**WHAT IS NEEDED**
From the excerpt on electronics reliability design, write out word for word the passage starting with "The design phase" and going on through "item are presented.".

── DOCUMENT EXTRACT

This book explains reliability techniques with examples from electronics design for the benefit of engineers. It presents the application of de-rating, FMEA, overstress analyses and reliability improvement tests for designing reliable electronic equipment. Adequate information is provided for designing computerized reliability database system to support the application of the techniques by designers. Pedantic terms and the associated mathematics of reliability engineering discipline are excluded for the benefit of comprehensiveness and practical applications. This book offers excellent support for electrical and electronics engineering students and professionals, bridging academic curriculum with industrial expectations.



Chapter 1. Overview of Reliability Design

The design phase of electronic equipment has two distinct processes, namely design and development. Circuit design and selection of components are the engineering activities in the design process. The reliability techniques, de-rating, reliable application of components, and FMEA are integrated with the activities of design process. Testing of proto-models is the prime activity in the development process. Proto-models are subjected to overstress analyses, internal electrical, and environmental testing superimposed with reliability improvement tests, and qualification testing. Brief explanation for the reliability techniques and methods of integrating the techniques with the design and development of an electronic item are presented.

────
── DATASET CONTENT

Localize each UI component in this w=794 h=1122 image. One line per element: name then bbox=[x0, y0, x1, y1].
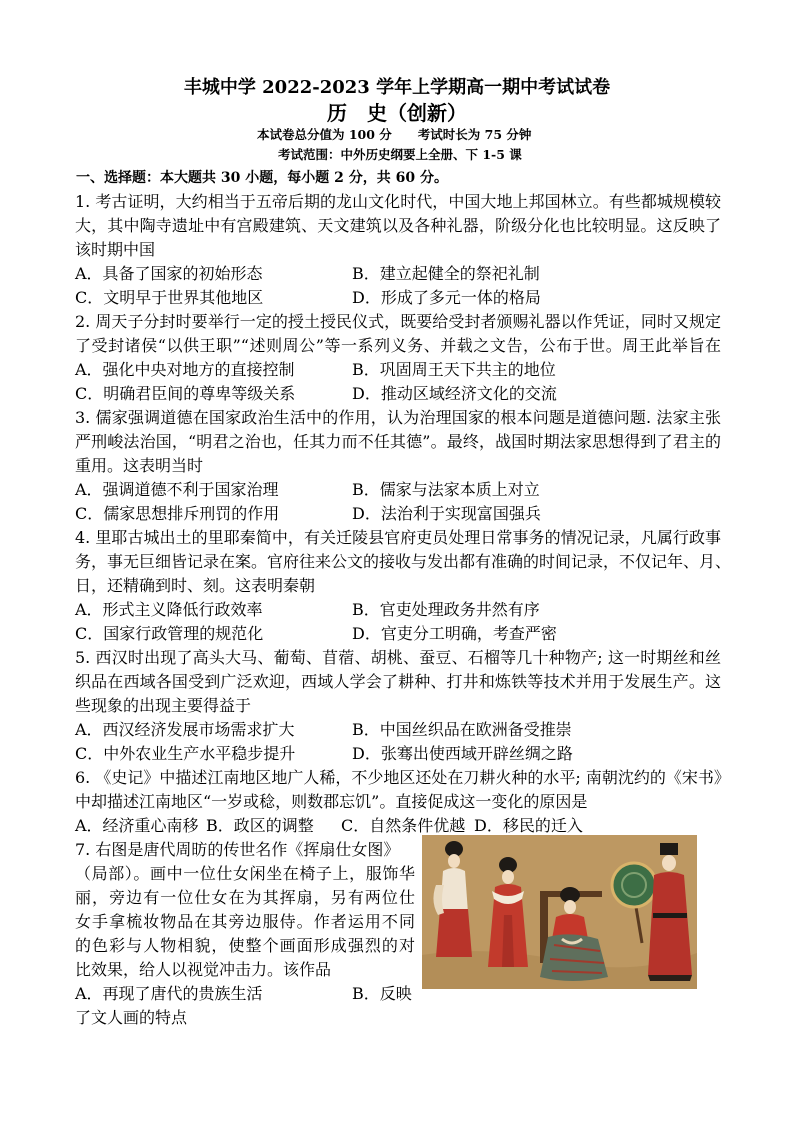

────

**SOLVED PROBLEM**
The design phase of electronic equipment has two distinct processes, namely design and development. Circuit design and selection of components are the engineering activities in the design process. The reliability techniques, de-rating, reliable application of components, and FMEA are integrated with the activities of design process. Testing of proto-models is the prime activity in the development process. Proto-models are subjected to overstress analyses, internal electrical, and environmental testing superimposed with reliability improvement tests, and qualification testing. Brief explanation for the reliability techniques and methods of integrating the techniques with the design and development of an electronic item are presented.